*Required work*
Rewrite the items starting at the line containing "- legend: Grunspan" and ending at the line containing "- data-point-nakamoto: [185, 399, 192, 405]" as a Markdown table, with the columns Number and Entry, one row per line and blank lines left out.

*Material for this task*
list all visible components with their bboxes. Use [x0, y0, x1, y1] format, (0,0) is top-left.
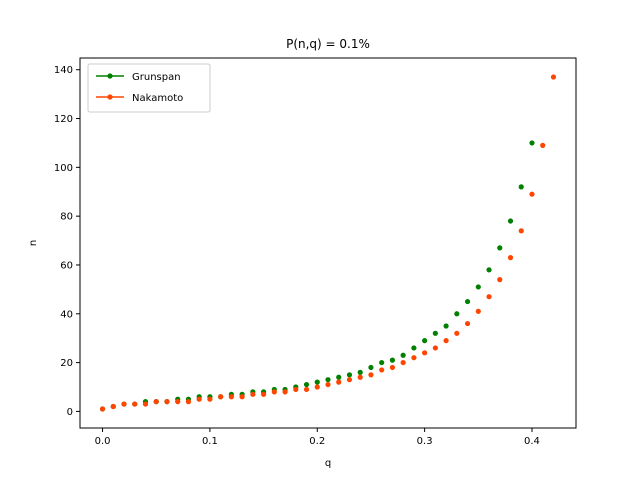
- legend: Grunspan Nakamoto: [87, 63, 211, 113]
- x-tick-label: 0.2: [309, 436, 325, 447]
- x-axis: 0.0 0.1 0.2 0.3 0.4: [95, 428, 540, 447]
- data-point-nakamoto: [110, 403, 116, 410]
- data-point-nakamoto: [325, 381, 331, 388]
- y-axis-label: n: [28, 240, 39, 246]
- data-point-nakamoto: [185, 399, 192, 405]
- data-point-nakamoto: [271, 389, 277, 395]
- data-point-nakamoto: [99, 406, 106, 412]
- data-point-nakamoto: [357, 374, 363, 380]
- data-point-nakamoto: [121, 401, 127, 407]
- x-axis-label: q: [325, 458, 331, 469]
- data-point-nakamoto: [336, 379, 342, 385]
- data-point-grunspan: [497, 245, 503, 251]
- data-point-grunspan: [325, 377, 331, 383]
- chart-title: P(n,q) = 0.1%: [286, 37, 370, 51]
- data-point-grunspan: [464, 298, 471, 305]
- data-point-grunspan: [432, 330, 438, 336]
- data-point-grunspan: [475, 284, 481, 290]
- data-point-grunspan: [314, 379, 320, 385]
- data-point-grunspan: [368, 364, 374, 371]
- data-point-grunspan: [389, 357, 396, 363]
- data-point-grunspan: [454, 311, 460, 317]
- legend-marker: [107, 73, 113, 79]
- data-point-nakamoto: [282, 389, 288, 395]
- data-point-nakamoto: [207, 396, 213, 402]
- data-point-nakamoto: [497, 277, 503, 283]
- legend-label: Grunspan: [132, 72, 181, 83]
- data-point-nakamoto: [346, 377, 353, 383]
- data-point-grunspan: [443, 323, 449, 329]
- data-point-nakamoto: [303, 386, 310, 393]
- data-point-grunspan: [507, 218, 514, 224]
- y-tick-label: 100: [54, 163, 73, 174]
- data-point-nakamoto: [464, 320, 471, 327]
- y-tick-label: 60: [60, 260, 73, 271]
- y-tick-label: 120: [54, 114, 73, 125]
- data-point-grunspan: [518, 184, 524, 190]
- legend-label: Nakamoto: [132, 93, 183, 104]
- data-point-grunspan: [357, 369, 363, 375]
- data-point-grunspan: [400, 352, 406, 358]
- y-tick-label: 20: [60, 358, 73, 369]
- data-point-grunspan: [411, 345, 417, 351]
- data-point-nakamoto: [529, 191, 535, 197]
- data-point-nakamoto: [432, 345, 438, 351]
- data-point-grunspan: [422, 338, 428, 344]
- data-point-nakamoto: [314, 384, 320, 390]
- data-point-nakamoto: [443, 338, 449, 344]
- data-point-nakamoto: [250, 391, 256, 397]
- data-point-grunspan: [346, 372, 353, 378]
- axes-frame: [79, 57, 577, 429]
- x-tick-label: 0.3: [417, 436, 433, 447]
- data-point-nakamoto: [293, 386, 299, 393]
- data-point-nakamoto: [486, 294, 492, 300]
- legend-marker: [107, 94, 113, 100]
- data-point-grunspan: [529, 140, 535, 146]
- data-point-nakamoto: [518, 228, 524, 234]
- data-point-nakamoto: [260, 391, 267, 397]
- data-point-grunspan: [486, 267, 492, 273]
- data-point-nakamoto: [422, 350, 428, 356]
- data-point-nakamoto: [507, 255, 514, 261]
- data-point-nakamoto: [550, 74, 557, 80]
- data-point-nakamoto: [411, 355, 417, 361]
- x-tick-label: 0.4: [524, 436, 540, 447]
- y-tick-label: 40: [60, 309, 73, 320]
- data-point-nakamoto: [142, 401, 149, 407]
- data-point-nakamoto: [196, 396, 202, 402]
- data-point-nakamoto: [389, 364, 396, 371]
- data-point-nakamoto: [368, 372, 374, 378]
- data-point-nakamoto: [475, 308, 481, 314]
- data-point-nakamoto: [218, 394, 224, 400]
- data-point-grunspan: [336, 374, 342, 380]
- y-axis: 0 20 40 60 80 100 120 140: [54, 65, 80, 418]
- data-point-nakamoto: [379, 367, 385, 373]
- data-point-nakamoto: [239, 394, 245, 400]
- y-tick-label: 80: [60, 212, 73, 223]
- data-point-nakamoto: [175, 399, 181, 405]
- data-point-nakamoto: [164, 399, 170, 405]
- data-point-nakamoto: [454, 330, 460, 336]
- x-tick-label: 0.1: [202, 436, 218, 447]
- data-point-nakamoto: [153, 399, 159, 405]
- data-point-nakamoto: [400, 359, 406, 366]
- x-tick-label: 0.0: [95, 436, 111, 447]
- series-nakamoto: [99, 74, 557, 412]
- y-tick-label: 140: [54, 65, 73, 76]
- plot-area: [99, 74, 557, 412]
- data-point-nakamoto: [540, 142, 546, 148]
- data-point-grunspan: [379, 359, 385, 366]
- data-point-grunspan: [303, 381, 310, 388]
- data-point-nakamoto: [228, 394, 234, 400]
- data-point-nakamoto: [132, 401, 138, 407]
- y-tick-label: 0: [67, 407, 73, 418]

...

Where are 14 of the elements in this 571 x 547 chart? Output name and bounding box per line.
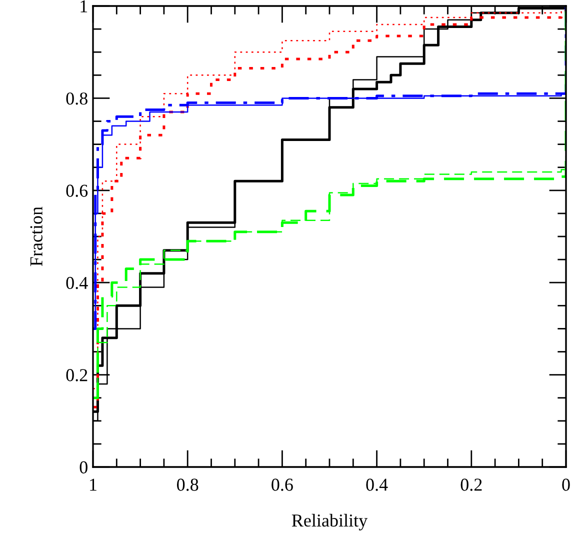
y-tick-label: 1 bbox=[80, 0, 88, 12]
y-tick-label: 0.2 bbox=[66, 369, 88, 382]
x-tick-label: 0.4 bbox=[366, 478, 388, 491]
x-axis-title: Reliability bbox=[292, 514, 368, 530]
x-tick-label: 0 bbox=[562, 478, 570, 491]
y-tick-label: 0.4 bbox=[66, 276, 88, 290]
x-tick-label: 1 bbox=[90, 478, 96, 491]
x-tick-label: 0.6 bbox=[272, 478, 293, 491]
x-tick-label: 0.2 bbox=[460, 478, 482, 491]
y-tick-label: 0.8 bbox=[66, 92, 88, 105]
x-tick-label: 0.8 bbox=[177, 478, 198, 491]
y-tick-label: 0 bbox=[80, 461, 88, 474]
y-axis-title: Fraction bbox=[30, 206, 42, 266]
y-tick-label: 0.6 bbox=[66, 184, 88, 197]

*Solution to this task*
| Number | Entry |
|---|---|
| 1 | - legend: Grunspan Nakamoto: [87, 63, 211, 113] |
| 2 | - x-tick-label: 0.2: [309, 436, 325, 447] |
| 3 | - x-axis: 0.0 0.1 0.2 0.3 0.4: [95, 428, 540, 447] |
| 4 | - data-point-nakamoto: [110, 403, 116, 410] |
| 5 | - data-point-nakamoto: [325, 381, 331, 388] |
| 6 | - y-axis-label: n: [28, 240, 39, 246] |
| 7 | - data-point-nakamoto: [185, 399, 192, 405] |